# What you should do
Repeat the listing in full, word for word.

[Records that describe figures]
....................
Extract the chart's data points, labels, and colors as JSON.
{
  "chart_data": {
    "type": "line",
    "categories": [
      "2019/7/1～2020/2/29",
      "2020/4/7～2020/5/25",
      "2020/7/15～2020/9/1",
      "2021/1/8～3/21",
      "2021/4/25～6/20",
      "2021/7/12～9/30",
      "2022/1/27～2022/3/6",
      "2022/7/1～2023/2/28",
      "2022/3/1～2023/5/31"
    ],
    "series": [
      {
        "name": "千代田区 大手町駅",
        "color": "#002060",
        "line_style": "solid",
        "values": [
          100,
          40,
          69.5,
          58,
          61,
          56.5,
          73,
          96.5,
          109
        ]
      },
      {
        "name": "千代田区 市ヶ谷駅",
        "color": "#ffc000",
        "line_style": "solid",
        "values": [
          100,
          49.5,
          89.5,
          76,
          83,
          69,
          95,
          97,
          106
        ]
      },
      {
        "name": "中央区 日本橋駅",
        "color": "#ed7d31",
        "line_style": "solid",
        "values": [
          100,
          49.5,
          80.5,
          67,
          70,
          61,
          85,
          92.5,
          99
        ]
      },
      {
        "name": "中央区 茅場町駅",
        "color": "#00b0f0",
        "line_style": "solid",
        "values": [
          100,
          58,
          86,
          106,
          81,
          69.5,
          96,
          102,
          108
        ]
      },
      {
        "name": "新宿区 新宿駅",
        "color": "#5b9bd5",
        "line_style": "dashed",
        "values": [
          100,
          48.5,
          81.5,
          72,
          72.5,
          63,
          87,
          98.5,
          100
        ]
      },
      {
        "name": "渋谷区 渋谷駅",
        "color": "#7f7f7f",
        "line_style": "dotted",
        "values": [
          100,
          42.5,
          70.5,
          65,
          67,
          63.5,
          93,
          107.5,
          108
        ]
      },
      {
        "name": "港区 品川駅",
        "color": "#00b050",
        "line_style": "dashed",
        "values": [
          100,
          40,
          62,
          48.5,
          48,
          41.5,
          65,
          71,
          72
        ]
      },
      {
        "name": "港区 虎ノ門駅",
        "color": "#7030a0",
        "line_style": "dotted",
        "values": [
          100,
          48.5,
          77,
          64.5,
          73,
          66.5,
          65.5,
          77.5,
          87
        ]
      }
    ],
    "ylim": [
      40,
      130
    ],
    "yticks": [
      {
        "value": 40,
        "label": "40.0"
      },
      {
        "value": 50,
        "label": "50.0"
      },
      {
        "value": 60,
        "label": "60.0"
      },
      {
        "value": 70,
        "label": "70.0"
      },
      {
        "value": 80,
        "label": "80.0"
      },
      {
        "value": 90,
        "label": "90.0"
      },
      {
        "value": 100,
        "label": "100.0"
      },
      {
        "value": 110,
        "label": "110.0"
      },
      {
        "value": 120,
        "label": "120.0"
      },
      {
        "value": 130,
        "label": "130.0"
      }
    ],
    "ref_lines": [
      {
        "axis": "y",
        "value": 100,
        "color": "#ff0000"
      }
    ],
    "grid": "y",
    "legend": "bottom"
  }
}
....................
# Solution
Extract the chart's data points, labels, and colors as JSON.
{
  "chart_data": {
    "type": "line",
    "categories": [
      "2019/7/1～2020/2/29",
      "2020/4/7～2020/5/25",
      "2020/7/15～2020/9/1",
      "2021/1/8～3/21",
      "2021/4/25～6/20",
      "2021/7/12～9/30",
      "2022/1/27～2022/3/6",
      "2022/7/1～2023/2/28",
      "2022/3/1～2023/5/31"
    ],
    "series": [
      {
        "name": "千代田区 大手町駅",
        "color": "#002060",
        "line_style": "solid",
        "values": [
          100,
          40,
          69.5,
          58,
          61,
          56.5,
          73,
          96.5,
          109
        ]
      },
      {
        "name": "千代田区 市ヶ谷駅",
        "color": "#ffc000",
        "line_style": "solid",
        "values": [
          100,
          49.5,
          89.5,
          76,
          83,
          69,
          95,
          97,
          106
        ]
      },
      {
        "name": "中央区 日本橋駅",
        "color": "#ed7d31",
        "line_style": "solid",
        "values": [
          100,
          49.5,
          80.5,
          67,
          70,
          61,
          85,
          92.5,
          99
        ]
      },
      {
        "name": "中央区 茅場町駅",
        "color": "#00b0f0",
        "line_style": "solid",
        "values": [
          100,
          58,
          86,
          106,
          81,
          69.5,
          96,
          102,
          108
        ]
      },
      {
        "name": "新宿区 新宿駅",
        "color": "#5b9bd5",
        "line_style": "dashed",
        "values": [
          100,
          48.5,
          81.5,
          72,
          72.5,
          63,
          87,
          98.5,
          100
        ]
      },
      {
        "name": "渋谷区 渋谷駅",
        "color": "#7f7f7f",
        "line_style": "dotted",
        "values": [
          100,
          42.5,
          70.5,
          65,
          67,
          63.5,
          93,
          107.5,
          108
        ]
      },
      {
        "name": "港区 品川駅",
        "color": "#00b050",
        "line_style": "dashed",
        "values": [
          100,
          40,
          62,
          48.5,
          48,
          41.5,
          65,
          71,
          72
        ]
      },
      {
        "name": "港区 虎ノ門駅",
        "color": "#7030a0",
        "line_style": "dotted",
        "values": [
          100,
          48.5,
          77,
          64.5,
          73,
          66.5,
          65.5,
          77.5,
          87
        ]
      }
    ],
    "ylim": [
      40,
      130
    ],
    "yticks": [
      {
        "value": 40,
        "label": "40.0"
      },
      {
        "value": 50,
        "label": "50.0"
      },
      {
        "value": 60,
        "label": "60.0"
      },
      {
        "value": 70,
        "label": "70.0"
      },
      {
        "value": 80,
        "label": "80.0"
      },
      {
        "value": 90,
        "label": "90.0"
      },
      {
        "value": 100,
        "label": "100.0"
      },
      {
        "value": 110,
        "label": "110.0"
      },
      {
        "value": 120,
        "label": "120.0"
      },
      {
        "value": 130,
        "label": "130.0"
      }
    ],
    "ref_lines": [
      {
        "axis": "y",
        "value": 100,
        "color": "#ff0000"
      }
    ],
    "grid": "y",
    "legend": "bottom"
  }
}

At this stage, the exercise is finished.